# Supplied passage

Today's 7-2 U.S. Supreme Court ruling in Upper Skagit Indian Tribe v. Lundgren, No. 17-387 (May 21, 2018), isn't a takings case, and is more about appellate procedure and framing your issues, but there are several nuggets which takings mavens should note.
It's not often that a simple boundary dispute gets to the Supreme Court, and the ultimate question in the case is who owns a one acre parcel in Washington. The Tribe bought a 40 acre parcel, planning to add it to its adjacent reservation. A survey showed that one acre of land on the other side of a barbed wire fence was part of that parcel, even though the Lundgrens thought they owned it.

# Exercise requirements
Rewrite the passage on the Supreme Court boundary ruling between "Today's 7-2 U.S." and "mavens should note.", inclusive, changing "nuggets" to "points".

# Provided material

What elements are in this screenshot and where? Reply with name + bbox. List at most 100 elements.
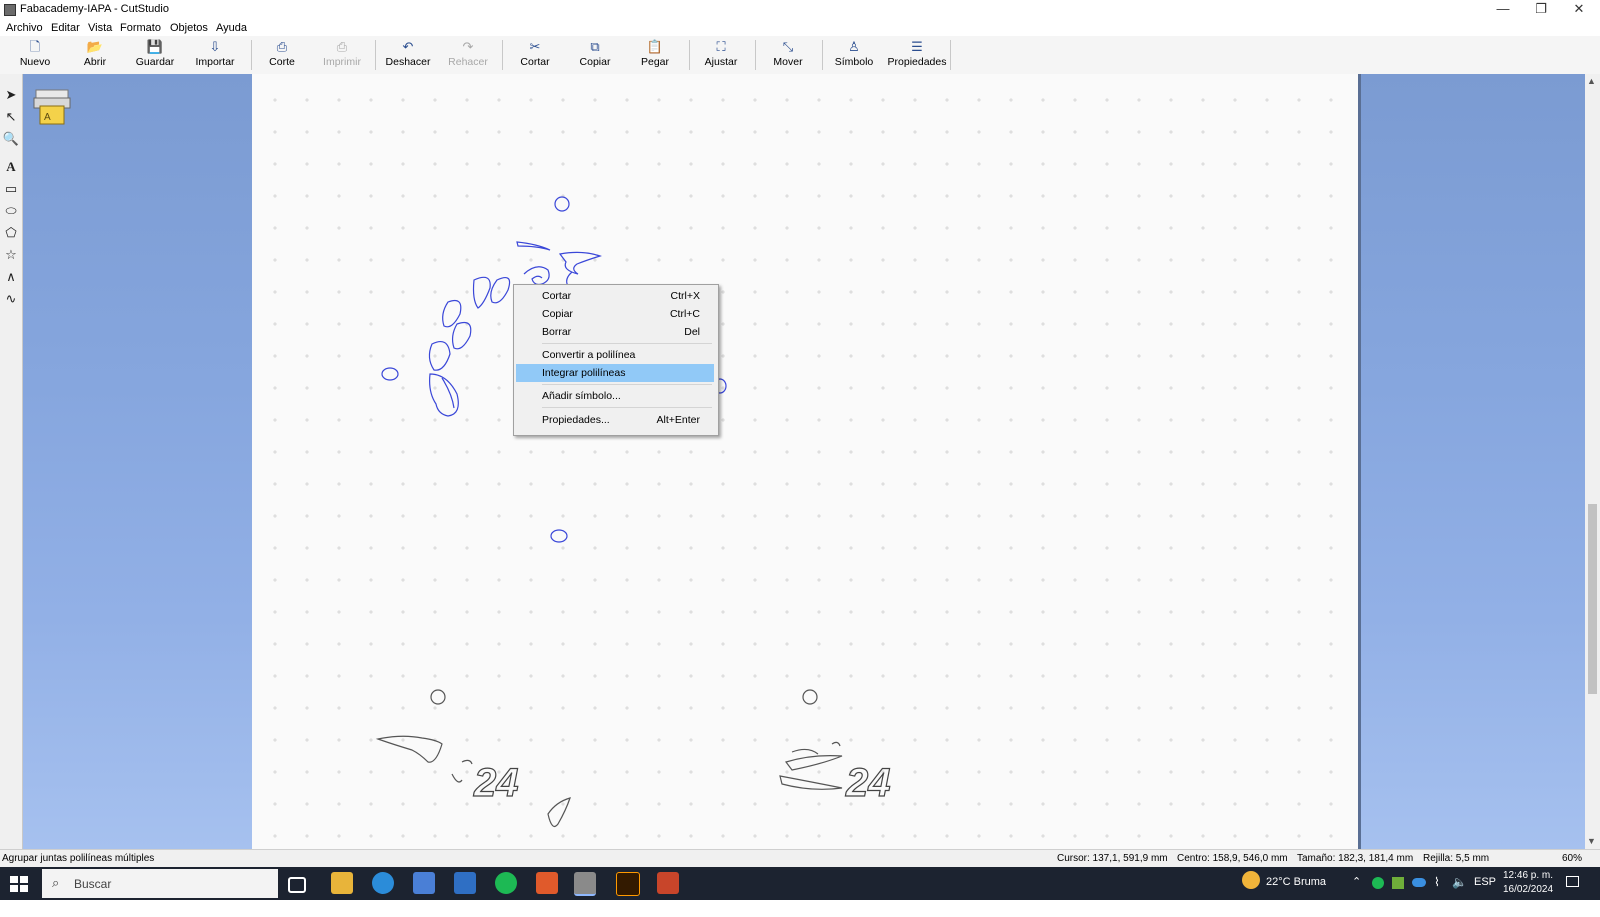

# Task result
Today's 7-2 U.S. Supreme Court ruling in Upper Skagit Indian Tribe v. Lundgren, No. 17-387 (May 21, 2018), isn't a takings case, and is more about appellate procedure and framing your issues, but there are several points which takings mavens should note.